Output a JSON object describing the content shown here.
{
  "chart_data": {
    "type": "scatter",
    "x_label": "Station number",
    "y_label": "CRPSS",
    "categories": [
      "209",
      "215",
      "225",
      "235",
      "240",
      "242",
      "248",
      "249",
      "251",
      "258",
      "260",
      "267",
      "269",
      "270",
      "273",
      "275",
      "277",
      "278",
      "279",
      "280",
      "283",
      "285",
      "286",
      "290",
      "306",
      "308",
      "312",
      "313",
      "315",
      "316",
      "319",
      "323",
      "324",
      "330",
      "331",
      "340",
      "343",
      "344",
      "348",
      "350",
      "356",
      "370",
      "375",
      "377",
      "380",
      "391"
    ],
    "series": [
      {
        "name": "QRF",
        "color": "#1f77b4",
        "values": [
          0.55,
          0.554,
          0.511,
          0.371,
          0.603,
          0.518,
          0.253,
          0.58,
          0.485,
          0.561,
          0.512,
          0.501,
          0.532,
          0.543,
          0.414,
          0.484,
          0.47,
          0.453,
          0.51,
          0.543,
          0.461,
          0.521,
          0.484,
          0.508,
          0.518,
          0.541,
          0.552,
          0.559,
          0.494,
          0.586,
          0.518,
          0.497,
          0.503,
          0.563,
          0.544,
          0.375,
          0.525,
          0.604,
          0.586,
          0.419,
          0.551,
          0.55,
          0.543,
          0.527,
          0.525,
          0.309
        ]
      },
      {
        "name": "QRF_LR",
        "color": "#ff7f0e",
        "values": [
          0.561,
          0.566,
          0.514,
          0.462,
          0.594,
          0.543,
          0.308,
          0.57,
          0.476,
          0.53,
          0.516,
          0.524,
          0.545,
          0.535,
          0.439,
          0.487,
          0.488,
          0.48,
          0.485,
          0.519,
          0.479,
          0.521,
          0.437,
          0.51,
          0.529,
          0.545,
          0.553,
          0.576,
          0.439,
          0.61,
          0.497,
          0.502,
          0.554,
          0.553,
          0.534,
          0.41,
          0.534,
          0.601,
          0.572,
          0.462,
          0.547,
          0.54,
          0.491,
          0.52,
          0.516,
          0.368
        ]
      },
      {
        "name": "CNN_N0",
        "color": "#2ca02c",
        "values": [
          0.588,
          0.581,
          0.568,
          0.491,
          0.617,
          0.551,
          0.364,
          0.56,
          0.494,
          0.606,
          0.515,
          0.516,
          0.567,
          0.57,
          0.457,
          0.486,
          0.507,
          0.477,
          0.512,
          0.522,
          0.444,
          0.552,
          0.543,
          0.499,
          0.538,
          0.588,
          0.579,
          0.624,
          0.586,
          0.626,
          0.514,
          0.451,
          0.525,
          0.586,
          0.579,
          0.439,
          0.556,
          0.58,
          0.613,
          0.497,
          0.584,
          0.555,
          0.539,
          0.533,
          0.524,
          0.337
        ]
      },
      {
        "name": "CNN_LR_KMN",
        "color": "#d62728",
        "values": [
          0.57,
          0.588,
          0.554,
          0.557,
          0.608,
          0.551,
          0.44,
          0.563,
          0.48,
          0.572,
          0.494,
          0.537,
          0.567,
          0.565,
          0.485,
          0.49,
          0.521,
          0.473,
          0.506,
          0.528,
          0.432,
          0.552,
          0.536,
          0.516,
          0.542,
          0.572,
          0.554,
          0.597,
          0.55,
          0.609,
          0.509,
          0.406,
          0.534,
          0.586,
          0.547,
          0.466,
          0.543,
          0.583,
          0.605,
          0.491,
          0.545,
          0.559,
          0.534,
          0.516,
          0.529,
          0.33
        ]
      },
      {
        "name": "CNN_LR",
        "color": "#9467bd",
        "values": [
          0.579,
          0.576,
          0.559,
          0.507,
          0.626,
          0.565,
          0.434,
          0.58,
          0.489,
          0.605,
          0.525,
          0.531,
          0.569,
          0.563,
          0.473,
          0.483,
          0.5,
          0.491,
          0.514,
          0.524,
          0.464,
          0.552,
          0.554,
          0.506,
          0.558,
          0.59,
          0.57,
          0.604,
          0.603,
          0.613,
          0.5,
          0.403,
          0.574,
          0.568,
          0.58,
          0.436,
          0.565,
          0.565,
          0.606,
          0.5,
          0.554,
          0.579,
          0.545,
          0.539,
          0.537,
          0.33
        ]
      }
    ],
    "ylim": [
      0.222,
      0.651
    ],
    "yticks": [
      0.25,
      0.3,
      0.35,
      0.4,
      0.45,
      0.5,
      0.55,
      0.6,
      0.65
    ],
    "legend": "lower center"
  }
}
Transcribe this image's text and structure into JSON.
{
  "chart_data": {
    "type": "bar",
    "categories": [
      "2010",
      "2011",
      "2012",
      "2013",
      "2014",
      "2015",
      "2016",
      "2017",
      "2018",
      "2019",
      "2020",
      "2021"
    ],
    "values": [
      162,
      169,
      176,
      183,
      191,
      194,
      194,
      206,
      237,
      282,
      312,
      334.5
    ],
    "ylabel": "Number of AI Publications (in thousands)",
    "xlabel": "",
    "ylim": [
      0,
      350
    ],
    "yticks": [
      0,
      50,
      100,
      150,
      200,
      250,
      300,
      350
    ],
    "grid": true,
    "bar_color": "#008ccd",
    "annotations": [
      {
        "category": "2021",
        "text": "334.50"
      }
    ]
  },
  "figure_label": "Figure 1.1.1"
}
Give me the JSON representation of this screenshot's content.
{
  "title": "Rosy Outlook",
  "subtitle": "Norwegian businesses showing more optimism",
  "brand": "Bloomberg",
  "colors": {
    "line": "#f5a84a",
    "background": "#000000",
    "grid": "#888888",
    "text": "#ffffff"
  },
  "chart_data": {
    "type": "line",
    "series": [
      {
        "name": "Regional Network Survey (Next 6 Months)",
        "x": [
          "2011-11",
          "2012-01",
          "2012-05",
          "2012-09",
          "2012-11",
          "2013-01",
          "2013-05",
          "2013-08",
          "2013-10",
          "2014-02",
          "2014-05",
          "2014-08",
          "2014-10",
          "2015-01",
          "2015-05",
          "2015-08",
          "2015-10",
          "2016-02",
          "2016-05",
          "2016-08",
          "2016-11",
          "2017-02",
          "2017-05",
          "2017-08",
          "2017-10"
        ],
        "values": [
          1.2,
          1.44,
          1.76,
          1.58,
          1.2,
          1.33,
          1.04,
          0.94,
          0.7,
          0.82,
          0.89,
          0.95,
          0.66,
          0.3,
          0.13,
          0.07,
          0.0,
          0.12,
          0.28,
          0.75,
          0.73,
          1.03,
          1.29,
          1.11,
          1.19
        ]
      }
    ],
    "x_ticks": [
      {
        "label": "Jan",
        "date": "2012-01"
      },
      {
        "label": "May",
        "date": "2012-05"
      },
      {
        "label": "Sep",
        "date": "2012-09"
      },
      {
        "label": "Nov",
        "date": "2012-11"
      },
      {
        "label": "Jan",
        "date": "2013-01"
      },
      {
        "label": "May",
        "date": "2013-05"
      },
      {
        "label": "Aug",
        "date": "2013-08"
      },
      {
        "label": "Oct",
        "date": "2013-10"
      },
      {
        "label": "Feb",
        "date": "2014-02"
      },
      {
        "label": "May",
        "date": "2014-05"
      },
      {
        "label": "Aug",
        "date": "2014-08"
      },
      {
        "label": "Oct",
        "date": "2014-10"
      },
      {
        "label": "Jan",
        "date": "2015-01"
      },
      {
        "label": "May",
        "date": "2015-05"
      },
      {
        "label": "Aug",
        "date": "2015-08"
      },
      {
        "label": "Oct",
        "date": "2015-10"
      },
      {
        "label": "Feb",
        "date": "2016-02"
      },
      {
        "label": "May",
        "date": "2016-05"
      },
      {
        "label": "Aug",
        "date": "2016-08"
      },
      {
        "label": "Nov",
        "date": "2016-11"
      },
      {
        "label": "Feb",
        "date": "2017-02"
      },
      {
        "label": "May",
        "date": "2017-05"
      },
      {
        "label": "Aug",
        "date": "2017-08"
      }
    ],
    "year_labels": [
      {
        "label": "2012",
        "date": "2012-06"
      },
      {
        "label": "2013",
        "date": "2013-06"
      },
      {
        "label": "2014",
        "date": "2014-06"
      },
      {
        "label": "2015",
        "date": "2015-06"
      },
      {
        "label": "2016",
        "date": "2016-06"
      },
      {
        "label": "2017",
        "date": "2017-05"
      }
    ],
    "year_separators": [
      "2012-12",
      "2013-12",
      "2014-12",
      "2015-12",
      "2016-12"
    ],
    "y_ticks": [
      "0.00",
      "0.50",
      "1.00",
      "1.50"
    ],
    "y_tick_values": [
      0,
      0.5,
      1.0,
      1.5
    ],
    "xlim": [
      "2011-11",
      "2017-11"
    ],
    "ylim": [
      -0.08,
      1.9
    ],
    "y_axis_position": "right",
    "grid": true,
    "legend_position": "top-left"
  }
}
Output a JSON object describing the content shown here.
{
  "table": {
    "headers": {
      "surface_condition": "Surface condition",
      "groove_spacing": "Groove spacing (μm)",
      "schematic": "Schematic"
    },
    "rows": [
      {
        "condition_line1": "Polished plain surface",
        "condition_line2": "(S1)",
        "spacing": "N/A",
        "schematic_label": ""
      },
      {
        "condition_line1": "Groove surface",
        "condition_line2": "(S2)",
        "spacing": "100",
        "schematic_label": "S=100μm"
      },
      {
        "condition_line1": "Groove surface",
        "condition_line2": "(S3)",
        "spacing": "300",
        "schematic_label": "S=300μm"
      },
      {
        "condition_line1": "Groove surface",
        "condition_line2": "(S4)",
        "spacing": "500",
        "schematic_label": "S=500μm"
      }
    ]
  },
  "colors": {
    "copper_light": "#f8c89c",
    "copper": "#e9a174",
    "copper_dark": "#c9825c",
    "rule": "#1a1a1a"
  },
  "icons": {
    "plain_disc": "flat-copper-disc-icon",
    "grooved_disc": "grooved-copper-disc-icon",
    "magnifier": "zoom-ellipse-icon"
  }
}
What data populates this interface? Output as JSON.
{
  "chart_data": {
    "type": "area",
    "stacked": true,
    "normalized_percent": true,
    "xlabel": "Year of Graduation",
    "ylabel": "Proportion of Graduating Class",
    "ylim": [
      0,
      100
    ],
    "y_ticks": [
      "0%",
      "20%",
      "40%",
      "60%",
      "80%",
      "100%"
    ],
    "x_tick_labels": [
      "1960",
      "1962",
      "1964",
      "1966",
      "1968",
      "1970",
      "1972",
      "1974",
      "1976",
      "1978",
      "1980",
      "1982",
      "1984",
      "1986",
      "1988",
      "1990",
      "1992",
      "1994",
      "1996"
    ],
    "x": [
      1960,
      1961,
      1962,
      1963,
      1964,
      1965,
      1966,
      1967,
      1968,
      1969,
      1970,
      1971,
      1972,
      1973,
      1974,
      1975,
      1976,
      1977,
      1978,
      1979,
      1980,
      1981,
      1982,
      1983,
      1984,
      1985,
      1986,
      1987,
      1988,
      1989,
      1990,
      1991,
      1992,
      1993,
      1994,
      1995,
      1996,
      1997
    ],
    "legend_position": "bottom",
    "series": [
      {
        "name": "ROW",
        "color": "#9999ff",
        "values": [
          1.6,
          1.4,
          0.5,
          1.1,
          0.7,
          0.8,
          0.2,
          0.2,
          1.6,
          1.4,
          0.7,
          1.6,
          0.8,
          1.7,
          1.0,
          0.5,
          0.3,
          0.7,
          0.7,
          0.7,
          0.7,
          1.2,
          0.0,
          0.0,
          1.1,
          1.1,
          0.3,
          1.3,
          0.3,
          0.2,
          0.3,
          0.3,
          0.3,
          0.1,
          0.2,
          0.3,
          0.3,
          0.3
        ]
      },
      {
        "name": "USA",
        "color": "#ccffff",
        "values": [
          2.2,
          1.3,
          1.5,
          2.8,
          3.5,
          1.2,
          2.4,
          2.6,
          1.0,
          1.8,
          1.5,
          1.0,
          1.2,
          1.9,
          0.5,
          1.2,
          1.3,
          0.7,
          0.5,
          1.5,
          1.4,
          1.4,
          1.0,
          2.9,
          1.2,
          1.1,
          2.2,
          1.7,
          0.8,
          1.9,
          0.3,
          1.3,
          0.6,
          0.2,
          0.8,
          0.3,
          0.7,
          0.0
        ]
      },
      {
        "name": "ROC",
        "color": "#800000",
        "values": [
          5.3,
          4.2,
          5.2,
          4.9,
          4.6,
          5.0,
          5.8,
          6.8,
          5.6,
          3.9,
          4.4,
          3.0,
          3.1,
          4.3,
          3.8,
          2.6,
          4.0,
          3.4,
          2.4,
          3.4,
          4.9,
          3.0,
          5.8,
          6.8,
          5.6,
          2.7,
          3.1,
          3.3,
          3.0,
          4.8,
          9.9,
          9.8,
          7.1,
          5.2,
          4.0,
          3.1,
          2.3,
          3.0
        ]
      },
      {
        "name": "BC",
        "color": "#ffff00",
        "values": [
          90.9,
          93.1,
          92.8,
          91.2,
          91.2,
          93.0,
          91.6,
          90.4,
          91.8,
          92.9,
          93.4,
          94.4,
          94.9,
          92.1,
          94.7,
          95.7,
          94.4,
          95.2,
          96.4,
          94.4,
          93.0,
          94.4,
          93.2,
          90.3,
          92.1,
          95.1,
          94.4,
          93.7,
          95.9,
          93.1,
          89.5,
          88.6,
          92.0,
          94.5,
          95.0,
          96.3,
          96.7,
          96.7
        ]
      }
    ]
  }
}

- - - -

Aim of the exercise → Look through the data above. Each line containing the word "spacing" needs to be copied.

Answer for the task →
      "groove_spacing": "Groove spacing (μm)",
        "spacing": "N/A",
        "spacing": "100",
        "spacing": "300",
        "spacing": "500",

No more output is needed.